- Source excerpt
# # # # #
Date: Tue, 21 Jan 2014 13:50:39 +0000
From: Ben Morrow <ben@morrow.me.uk>
Subject: Re: file size
Message-Id: <fia2ra-95o1.ln1@anubis.morrow.me.uk>


Quoth Marius Gavrilescu <marius@ieval.ro>:
> 
> So tell is significantly faster than -s, but the combination of
> seek+tell is slower. Of course, YMMV. Run the benchmark and see what
> works best in your case.

That's expected. tell (as opposed to calling sysseek and looking at the
return value) does not make a system call, it just looks into PerlIO's
data structures to see where the file pointer is now. seek calls
lseek(2) every time it is called (in fact, the PerlIO implementation
calls lseek twice, once to 'seek' the :unix layer and then again to
'tell' it), so it will be (much) slower than tell. -s calls fstat(2), so
it's likely to be faster than seek but rather slower than tell.
# # # # #
- Problem set
1: Please rewrite the paragraph of the file size message that begins "That's expected." as a short bulleted list, keeping its main facts.
2: In the file size message, which system call does -s make?
3: Write the next part of the file size message, starting after its final sentence.
The listing has no connection to the file size message.

- Data excerpt
# # # # #
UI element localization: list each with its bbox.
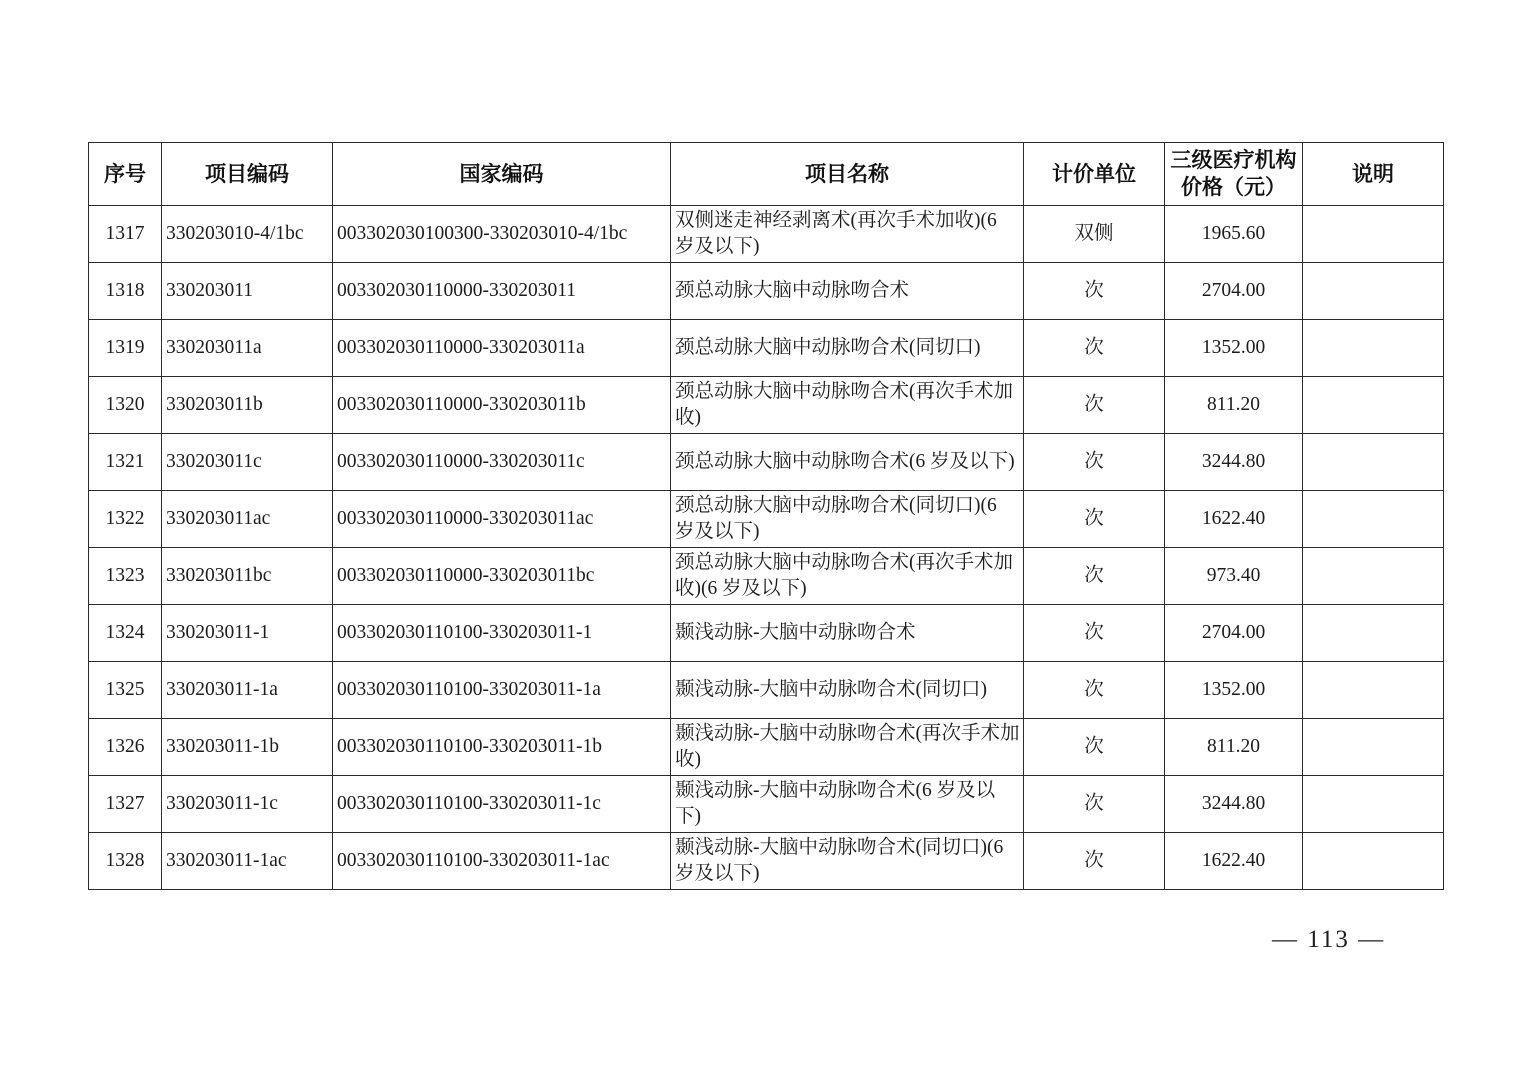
# # # # #
- Answers for this exercise
1:
- tell makes no system call. It reads PerlIO's data structures to find the current file pointer, unlike checking sysseek's return value.
- seek calls lseek(2) on every call. PerlIO actually calls it twice, once to seek the :unix layer and once to tell it, so seek is much slower than tell.
- -s calls fstat(2), so it is likely faster than seek but rather slower than tell.

2: It calls fstat(2).

3:
Ben



------------------------------

Date: Tue, 21 Jan 2014 14:34:46 +0000
From: Rainer Weikusat <rweikusat@mobileactivedefense.com>
Subject: Re: file size
Message-Id: <8761pd769l.fsf@sable.mobileactivedefense.com>

Marius Gavrilescu <marius@ieval.ro> writes:
> George Mpouras <gravitalsun@foo.com> writes:
>> Στις 21/1/2014 12:08, ο/η George Mpouras έγραψε:
>>> I have a file already open (in fact could be 100s). How can I get the
>>> size faster
>
> use Benchmark;
>
> This code:
>
> 	#!/usr/bin/perl -w
> 	
> 	use Benchmark qw/cmpthese/;
> 	
> 	open FILE, '<file';
> 	cmpthese(10000000, {
> 		-s => sub { -s FILE },
> 		seektell => sub { seek FILE, 0, 2; tell FILE },
> 	})
>
> produces this output over here (Debian amd64, perl v5.18.2):
>
>                   Rate seektell       -s
>     seektell 3952569/s       --     -48%
>     -s       7575758/s      92%       --
>
> So -s is almost twice as fast as seektell.
>
> If the seek is only done once, the result becomes:
>
>                    Rate       -s seektell
>     -s        7022472/s       --     -82%
>     seektell 39370079/s     461%       --
>
> So tell is significantly faster than -s, but the combination of
> seek+tell is slower.

The first seek moves the current file position to the end of the
file, which causes the old current position to be lost. All subsequent
seeks don't do any actual seeking. This should rather be something like

---------
#!/usr/bin/perl -w
	
use Benchmark qw/cmpthese/;
	
open FILE, '<file';
cmpthese(10000000, {
	-s => sub {
	    -s FILE
	},
	seektell => sub {
	    my ($old, $rc);

	    $old = tell(FILE);
	    seek FILE, 0, 2;
	    $rc = tell FILE;
	    seek FILE, $old, 0;
	    return $rc;
	},
})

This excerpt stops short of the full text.